== Short exercise ==
Every entry that follows should be repeated exactly; drop the images.

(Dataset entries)
╔══

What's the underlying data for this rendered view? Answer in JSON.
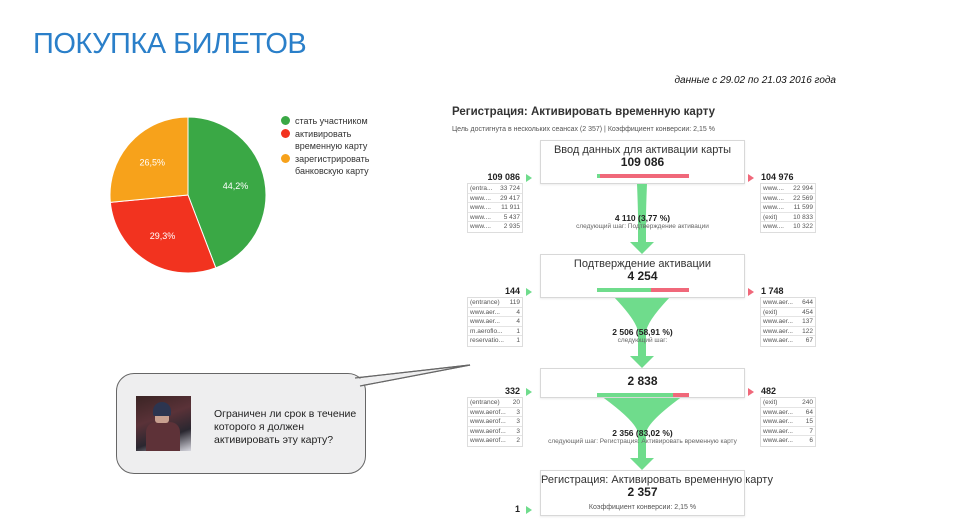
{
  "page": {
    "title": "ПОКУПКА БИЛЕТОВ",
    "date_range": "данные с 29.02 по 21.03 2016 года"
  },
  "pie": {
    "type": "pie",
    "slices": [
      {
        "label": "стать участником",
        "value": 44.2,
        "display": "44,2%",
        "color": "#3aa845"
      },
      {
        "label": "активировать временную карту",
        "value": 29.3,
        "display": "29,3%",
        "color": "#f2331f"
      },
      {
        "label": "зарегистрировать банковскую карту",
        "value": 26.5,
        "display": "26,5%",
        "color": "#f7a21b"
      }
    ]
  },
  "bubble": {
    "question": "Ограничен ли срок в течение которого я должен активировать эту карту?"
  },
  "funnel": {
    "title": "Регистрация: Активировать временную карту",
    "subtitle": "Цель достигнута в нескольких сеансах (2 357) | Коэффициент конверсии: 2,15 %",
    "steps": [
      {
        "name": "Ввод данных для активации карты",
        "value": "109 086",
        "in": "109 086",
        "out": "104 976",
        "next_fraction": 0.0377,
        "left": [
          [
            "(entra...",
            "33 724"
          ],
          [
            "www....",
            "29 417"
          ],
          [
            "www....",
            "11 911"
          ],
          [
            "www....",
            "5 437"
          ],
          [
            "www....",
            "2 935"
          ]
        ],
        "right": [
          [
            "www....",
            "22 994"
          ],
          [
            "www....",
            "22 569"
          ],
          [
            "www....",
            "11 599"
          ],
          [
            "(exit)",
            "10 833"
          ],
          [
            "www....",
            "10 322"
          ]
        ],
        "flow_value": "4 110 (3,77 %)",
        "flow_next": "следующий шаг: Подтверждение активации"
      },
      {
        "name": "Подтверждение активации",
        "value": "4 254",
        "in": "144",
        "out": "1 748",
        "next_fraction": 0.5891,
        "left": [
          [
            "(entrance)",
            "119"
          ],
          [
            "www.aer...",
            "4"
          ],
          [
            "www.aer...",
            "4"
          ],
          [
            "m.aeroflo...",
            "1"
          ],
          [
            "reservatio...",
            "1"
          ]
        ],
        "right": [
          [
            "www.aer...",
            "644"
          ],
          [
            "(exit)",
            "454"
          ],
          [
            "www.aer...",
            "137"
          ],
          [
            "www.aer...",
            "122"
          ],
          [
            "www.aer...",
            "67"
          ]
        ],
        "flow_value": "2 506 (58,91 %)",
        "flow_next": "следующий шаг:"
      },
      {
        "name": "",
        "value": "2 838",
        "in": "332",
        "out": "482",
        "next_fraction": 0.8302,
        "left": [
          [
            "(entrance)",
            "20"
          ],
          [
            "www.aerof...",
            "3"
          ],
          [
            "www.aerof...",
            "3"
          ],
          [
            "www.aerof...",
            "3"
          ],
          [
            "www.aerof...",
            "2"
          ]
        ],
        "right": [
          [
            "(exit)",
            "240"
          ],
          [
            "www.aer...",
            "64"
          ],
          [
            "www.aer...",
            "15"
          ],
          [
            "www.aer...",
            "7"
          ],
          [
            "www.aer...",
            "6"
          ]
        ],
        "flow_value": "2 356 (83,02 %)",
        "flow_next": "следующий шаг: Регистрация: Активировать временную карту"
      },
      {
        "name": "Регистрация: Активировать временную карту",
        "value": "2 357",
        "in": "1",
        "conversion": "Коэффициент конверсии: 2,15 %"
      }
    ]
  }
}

╚══

== Correct result ==
What's the underlying data for this rendered view? Answer in JSON.
{
  "page": {
    "title": "ПОКУПКА БИЛЕТОВ",
    "date_range": "данные с 29.02 по 21.03 2016 года"
  },
  "pie": {
    "type": "pie",
    "slices": [
      {
        "label": "стать участником",
        "value": 44.2,
        "display": "44,2%",
        "color": "#3aa845"
      },
      {
        "label": "активировать временную карту",
        "value": 29.3,
        "display": "29,3%",
        "color": "#f2331f"
      },
      {
        "label": "зарегистрировать банковскую карту",
        "value": 26.5,
        "display": "26,5%",
        "color": "#f7a21b"
      }
    ]
  },
  "bubble": {
    "question": "Ограничен ли срок в течение которого я должен активировать эту карту?"
  },
  "funnel": {
    "title": "Регистрация: Активировать временную карту",
    "subtitle": "Цель достигнута в нескольких сеансах (2 357) | Коэффициент конверсии: 2,15 %",
    "steps": [
      {
        "name": "Ввод данных для активации карты",
        "value": "109 086",
        "in": "109 086",
        "out": "104 976",
        "next_fraction": 0.0377,
        "left": [
          [
            "(entra...",
            "33 724"
          ],
          [
            "www....",
            "29 417"
          ],
          [
            "www....",
            "11 911"
          ],
          [
            "www....",
            "5 437"
          ],
          [
            "www....",
            "2 935"
          ]
        ],
        "right": [
          [
            "www....",
            "22 994"
          ],
          [
            "www....",
            "22 569"
          ],
          [
            "www....",
            "11 599"
          ],
          [
            "(exit)",
            "10 833"
          ],
          [
            "www....",
            "10 322"
          ]
        ],
        "flow_value": "4 110 (3,77 %)",
        "flow_next": "следующий шаг: Подтверждение активации"
      },
      {
        "name": "Подтверждение активации",
        "value": "4 254",
        "in": "144",
        "out": "1 748",
        "next_fraction": 0.5891,
        "left": [
          [
            "(entrance)",
            "119"
          ],
          [
            "www.aer...",
            "4"
          ],
          [
            "www.aer...",
            "4"
          ],
          [
            "m.aeroflo...",
            "1"
          ],
          [
            "reservatio...",
            "1"
          ]
        ],
        "right": [
          [
            "www.aer...",
            "644"
          ],
          [
            "(exit)",
            "454"
          ],
          [
            "www.aer...",
            "137"
          ],
          [
            "www.aer...",
            "122"
          ],
          [
            "www.aer...",
            "67"
          ]
        ],
        "flow_value": "2 506 (58,91 %)",
        "flow_next": "следующий шаг:"
      },
      {
        "name": "",
        "value": "2 838",
        "in": "332",
        "out": "482",
        "next_fraction": 0.8302,
        "left": [
          [
            "(entrance)",
            "20"
          ],
          [
            "www.aerof...",
            "3"
          ],
          [
            "www.aerof...",
            "3"
          ],
          [
            "www.aerof...",
            "3"
          ],
          [
            "www.aerof...",
            "2"
          ]
        ],
        "right": [
          [
            "(exit)",
            "240"
          ],
          [
            "www.aer...",
            "64"
          ],
          [
            "www.aer...",
            "15"
          ],
          [
            "www.aer...",
            "7"
          ],
          [
            "www.aer...",
            "6"
          ]
        ],
        "flow_value": "2 356 (83,02 %)",
        "flow_next": "следующий шаг: Регистрация: Активировать временную карту"
      },
      {
        "name": "Регистрация: Активировать временную карту",
        "value": "2 357",
        "in": "1",
        "conversion": "Коэффициент конверсии: 2,15 %"
      }
    ]
  }
}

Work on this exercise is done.